──────── Given data ────────
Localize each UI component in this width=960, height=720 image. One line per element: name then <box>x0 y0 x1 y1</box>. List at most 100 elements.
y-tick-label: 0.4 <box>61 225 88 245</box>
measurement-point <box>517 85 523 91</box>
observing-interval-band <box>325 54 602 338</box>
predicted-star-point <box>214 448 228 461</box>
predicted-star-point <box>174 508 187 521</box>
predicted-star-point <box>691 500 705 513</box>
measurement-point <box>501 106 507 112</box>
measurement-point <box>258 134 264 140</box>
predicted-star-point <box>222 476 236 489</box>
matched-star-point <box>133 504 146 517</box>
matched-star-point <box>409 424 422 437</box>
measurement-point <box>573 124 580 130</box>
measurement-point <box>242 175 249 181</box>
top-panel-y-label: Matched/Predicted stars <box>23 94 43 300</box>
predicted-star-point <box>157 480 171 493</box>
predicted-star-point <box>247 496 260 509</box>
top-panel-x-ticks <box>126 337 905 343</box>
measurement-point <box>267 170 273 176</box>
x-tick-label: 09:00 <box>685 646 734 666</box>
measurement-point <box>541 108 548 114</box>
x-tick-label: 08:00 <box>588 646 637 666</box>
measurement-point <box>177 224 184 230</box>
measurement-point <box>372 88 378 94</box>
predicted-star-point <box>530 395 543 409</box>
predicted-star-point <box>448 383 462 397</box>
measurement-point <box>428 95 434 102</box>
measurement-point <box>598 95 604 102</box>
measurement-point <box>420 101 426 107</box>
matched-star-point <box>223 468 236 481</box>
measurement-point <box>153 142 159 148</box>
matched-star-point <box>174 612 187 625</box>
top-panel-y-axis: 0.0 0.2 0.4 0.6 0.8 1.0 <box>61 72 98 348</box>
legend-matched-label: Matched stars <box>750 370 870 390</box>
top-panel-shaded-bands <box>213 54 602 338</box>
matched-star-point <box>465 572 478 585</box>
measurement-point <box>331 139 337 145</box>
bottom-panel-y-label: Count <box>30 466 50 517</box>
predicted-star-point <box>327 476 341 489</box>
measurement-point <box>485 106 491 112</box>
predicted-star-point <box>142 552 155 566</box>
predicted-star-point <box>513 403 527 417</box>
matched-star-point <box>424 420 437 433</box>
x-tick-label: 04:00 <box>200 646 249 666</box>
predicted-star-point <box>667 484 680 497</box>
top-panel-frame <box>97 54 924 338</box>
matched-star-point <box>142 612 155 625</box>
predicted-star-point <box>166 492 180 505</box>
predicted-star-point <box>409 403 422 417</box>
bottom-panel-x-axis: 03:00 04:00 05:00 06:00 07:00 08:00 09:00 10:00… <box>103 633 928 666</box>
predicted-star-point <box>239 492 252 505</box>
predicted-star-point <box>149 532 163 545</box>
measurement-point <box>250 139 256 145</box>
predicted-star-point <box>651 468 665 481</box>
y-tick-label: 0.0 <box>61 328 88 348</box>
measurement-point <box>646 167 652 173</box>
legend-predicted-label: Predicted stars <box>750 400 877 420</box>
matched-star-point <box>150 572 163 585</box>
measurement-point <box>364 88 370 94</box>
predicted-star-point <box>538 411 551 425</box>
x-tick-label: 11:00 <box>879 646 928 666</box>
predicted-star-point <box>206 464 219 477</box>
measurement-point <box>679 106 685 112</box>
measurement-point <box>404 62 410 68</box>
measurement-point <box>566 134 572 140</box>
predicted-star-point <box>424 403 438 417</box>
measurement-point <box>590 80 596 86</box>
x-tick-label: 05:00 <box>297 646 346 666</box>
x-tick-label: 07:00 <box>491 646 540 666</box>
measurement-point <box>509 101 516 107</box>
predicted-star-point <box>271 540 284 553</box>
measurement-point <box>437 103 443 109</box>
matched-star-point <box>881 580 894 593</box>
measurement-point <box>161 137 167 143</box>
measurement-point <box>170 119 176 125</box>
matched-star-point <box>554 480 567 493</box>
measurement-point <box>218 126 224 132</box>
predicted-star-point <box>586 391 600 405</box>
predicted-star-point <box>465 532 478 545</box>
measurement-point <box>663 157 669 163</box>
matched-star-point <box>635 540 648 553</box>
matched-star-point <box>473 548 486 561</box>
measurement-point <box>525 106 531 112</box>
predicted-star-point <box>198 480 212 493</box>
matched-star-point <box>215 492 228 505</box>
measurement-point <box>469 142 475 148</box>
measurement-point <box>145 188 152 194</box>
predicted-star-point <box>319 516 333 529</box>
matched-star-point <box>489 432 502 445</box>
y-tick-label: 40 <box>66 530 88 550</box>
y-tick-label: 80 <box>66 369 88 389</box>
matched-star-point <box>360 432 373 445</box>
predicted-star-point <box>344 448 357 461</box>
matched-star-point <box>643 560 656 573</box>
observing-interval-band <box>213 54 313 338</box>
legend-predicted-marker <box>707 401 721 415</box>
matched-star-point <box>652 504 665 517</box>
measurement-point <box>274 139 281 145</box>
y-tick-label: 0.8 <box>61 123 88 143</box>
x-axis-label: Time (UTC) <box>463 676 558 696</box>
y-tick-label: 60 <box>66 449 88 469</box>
────────
● Task to carry out:
Rewrite the listing from its first line through the line with "matched-star-point <box>174 612 187 625</box>", changing every "measurement-point" to "sample-point" and leaving everything else as it is.

● Final answer:
Localize each UI component in this width=960, height=720 image. One line per element: name then <box>x0 y0 x1 y1</box>. List at most 100 elements.
y-tick-label: 0.4 <box>61 225 88 245</box>
sample-point <box>517 85 523 91</box>
observing-interval-band <box>325 54 602 338</box>
predicted-star-point <box>214 448 228 461</box>
predicted-star-point <box>174 508 187 521</box>
predicted-star-point <box>691 500 705 513</box>
sample-point <box>501 106 507 112</box>
sample-point <box>258 134 264 140</box>
predicted-star-point <box>222 476 236 489</box>
matched-star-point <box>133 504 146 517</box>
matched-star-point <box>409 424 422 437</box>
sample-point <box>573 124 580 130</box>
sample-point <box>242 175 249 181</box>
top-panel-y-label: Matched/Predicted stars <box>23 94 43 300</box>
predicted-star-point <box>157 480 171 493</box>
predicted-star-point <box>247 496 260 509</box>
top-panel-x-ticks <box>126 337 905 343</box>
sample-point <box>267 170 273 176</box>
x-tick-label: 09:00 <box>685 646 734 666</box>
sample-point <box>541 108 548 114</box>
x-tick-label: 08:00 <box>588 646 637 666</box>
sample-point <box>177 224 184 230</box>
sample-point <box>372 88 378 94</box>
predicted-star-point <box>530 395 543 409</box>
predicted-star-point <box>448 383 462 397</box>
sample-point <box>428 95 434 102</box>
sample-point <box>598 95 604 102</box>
sample-point <box>420 101 426 107</box>
matched-star-point <box>223 468 236 481</box>
sample-point <box>153 142 159 148</box>
matched-star-point <box>174 612 187 625</box>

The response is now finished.